**Exercise aim:** Pull out every line of the listing below where "ffffff" appears.

— START Record excerpts —

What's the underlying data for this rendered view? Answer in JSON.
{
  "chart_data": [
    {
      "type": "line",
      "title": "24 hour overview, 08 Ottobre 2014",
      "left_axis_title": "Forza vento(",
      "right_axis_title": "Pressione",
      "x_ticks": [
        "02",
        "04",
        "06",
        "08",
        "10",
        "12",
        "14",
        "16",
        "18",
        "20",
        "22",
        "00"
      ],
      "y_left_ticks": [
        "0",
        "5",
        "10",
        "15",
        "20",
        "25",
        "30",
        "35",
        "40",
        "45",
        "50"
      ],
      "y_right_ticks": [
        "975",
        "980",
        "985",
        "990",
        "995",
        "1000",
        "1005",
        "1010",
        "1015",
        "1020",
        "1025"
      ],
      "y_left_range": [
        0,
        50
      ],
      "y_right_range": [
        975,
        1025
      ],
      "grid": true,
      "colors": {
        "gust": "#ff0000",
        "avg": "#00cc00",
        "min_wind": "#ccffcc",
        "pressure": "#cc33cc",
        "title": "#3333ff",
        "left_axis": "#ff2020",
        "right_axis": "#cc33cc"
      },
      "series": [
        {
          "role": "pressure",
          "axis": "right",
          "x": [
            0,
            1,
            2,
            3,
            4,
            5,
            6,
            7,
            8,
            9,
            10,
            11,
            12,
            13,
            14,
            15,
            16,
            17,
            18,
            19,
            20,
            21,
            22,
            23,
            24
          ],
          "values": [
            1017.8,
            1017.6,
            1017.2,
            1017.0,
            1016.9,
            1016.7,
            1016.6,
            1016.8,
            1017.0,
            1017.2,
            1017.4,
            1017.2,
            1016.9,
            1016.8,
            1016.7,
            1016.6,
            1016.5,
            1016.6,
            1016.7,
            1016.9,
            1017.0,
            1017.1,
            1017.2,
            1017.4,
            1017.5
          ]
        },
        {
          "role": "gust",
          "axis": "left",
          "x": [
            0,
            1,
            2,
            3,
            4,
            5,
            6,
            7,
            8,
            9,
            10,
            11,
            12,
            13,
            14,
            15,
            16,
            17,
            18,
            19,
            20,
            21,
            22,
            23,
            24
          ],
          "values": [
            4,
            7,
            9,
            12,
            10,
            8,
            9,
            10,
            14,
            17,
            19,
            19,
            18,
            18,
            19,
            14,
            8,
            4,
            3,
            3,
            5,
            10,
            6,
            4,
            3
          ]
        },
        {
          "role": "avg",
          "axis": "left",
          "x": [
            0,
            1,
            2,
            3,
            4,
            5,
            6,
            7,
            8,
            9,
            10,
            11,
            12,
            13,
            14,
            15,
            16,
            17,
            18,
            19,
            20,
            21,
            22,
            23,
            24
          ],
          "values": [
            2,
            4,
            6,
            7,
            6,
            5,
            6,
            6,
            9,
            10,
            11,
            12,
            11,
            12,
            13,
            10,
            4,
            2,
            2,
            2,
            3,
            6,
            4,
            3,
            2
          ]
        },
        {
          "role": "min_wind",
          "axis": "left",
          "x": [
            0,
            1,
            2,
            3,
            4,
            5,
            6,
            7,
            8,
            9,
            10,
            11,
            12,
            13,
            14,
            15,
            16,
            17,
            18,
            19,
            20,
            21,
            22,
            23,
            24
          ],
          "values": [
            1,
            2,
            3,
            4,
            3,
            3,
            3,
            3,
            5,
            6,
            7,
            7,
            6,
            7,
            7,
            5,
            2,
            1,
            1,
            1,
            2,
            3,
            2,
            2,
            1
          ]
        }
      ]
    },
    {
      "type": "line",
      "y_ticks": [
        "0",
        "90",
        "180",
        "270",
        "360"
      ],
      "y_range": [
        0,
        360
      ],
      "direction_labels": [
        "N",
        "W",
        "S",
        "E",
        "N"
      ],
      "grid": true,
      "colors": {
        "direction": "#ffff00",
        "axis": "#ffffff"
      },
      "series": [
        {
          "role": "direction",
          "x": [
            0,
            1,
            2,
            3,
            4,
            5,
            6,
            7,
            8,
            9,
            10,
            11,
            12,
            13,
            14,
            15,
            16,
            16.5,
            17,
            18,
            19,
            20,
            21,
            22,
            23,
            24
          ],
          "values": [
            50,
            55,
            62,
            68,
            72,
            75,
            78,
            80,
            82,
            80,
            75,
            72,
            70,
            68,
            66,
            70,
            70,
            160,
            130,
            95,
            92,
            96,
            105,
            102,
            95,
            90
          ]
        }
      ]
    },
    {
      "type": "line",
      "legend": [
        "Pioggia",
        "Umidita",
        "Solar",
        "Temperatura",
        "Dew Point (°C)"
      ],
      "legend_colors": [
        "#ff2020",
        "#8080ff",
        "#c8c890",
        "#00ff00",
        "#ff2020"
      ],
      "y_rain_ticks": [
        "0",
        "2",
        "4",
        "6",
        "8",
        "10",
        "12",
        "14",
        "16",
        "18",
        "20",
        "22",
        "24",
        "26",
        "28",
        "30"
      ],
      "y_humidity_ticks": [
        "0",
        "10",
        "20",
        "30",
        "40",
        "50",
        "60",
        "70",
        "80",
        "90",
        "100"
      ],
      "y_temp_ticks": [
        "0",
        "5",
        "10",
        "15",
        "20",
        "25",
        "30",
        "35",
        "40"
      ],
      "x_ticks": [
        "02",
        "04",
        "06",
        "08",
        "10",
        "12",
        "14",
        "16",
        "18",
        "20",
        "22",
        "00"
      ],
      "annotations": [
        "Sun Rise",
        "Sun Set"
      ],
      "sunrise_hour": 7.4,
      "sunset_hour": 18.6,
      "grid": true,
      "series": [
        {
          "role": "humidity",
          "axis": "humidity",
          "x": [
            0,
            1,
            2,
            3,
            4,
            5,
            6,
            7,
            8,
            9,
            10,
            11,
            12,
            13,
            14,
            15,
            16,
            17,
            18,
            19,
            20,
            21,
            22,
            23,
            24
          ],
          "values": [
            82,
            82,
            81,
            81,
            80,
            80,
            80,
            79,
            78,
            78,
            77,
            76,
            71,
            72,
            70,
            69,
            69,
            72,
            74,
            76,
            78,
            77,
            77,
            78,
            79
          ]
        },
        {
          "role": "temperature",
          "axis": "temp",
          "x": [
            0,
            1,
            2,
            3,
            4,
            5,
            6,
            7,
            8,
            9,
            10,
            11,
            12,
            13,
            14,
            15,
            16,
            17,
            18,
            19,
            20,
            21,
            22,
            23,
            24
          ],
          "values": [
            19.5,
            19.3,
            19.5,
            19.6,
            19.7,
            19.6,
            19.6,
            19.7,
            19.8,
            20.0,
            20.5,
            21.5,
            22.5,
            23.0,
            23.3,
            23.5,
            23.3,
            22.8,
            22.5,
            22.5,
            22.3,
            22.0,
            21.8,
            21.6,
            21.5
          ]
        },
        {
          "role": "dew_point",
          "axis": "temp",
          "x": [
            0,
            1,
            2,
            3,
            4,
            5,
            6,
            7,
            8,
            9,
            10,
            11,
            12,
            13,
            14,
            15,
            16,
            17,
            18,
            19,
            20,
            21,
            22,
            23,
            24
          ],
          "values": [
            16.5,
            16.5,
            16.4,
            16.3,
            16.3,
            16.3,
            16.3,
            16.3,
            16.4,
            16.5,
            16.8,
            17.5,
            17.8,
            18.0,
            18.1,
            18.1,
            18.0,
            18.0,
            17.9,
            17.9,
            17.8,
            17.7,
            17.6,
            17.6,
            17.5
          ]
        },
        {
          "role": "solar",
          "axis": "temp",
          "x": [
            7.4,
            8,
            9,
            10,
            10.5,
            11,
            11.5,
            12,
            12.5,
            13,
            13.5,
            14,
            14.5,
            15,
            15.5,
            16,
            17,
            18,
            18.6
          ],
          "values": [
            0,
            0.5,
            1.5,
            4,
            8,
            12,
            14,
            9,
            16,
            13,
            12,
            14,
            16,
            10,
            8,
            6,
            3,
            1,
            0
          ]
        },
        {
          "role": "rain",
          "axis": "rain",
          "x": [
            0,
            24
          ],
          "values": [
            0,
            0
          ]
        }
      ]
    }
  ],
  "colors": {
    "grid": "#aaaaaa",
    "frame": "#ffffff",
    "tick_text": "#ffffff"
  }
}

— END Record excerpts —

**Complete output:**
        "axis": "#ffffff"
    "frame": "#ffffff",
    "tick_text": "#ffffff"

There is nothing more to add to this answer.